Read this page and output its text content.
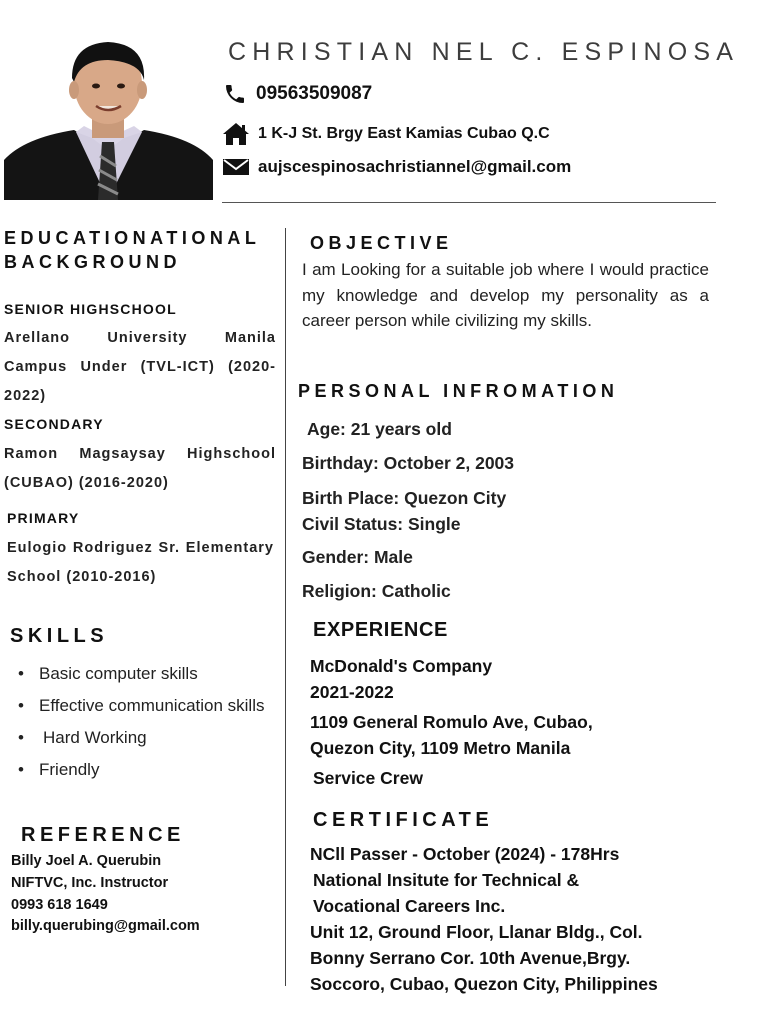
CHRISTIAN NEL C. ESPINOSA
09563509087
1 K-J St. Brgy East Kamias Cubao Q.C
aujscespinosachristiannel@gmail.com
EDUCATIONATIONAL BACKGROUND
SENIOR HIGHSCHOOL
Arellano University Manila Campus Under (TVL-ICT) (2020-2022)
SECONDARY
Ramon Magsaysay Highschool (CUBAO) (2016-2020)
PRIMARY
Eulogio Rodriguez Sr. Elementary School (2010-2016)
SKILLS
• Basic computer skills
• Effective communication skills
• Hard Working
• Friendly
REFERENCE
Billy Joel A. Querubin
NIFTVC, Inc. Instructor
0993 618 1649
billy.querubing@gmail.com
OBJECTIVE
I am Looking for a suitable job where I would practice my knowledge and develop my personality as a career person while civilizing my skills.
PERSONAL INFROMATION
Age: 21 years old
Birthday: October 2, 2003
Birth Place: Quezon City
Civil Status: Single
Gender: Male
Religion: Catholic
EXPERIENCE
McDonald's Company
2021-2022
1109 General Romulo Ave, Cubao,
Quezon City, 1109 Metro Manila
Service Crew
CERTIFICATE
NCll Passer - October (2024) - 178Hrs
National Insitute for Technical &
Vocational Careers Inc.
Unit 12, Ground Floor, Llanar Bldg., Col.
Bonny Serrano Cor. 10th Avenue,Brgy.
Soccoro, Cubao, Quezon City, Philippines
--
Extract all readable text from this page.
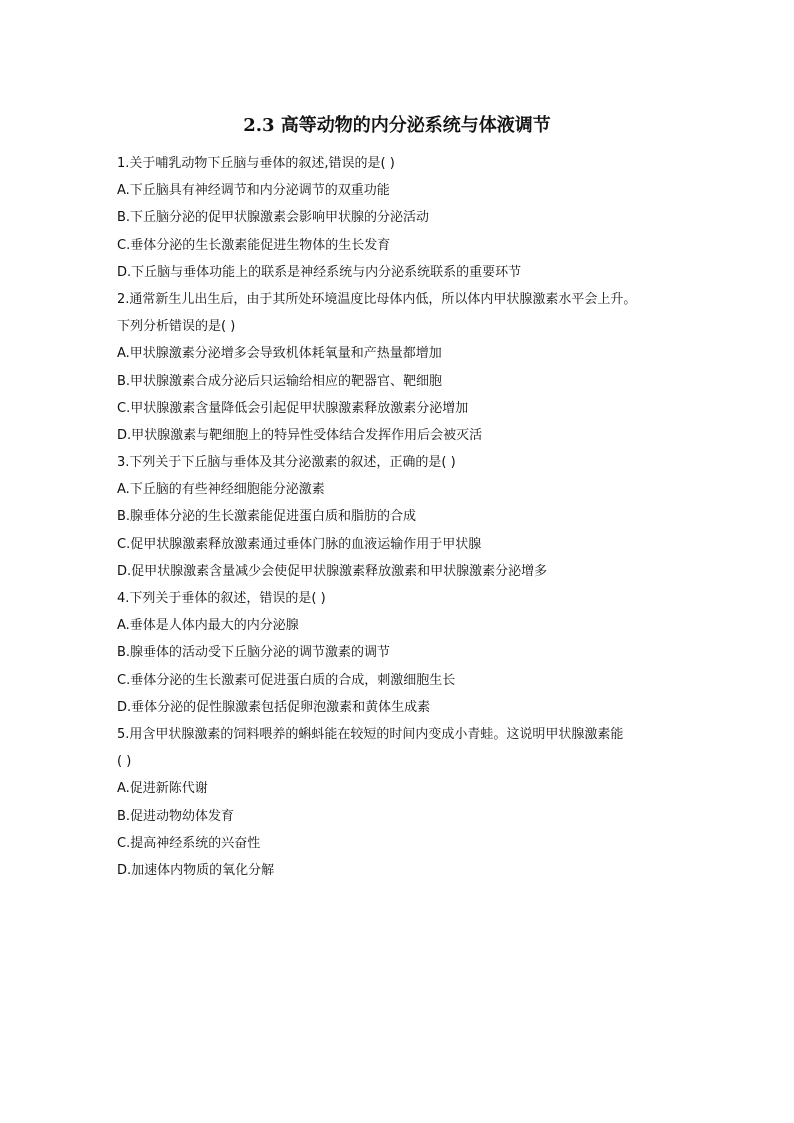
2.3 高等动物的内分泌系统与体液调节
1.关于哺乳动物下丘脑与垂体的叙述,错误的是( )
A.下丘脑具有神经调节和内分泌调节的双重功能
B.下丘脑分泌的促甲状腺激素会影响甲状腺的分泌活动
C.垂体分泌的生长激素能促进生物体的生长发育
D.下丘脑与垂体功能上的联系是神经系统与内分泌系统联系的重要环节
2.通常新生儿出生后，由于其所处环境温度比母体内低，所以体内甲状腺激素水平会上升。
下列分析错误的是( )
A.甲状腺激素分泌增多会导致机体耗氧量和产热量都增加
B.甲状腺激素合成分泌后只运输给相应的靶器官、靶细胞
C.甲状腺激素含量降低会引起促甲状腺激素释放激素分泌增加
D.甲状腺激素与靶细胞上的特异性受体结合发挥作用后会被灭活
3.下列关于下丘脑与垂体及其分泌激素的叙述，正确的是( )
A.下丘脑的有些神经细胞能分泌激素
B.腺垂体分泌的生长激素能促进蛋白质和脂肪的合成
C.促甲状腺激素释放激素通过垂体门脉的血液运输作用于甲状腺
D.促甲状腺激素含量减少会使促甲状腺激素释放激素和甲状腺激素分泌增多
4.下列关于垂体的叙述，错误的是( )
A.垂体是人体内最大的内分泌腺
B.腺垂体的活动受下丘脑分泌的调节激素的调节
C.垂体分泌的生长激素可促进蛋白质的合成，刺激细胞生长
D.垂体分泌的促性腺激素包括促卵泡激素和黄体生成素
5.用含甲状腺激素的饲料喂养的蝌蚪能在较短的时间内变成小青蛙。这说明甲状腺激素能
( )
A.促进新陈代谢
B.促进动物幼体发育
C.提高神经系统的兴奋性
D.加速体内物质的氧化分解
==
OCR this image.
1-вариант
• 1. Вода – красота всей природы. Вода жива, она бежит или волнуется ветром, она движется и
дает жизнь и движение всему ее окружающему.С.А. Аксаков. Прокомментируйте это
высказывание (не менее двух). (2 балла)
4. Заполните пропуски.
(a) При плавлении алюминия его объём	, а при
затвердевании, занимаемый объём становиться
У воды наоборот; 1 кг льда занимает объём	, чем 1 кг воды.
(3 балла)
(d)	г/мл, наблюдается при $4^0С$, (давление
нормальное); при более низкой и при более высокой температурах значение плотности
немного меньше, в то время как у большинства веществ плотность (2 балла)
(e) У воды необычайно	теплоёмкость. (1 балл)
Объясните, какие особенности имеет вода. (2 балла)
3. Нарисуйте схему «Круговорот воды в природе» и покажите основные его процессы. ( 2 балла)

[TO DO]
Tally the lines of the data that hold the string "City". Answer with the number and nothing more.

[ANSWER BELOW]
3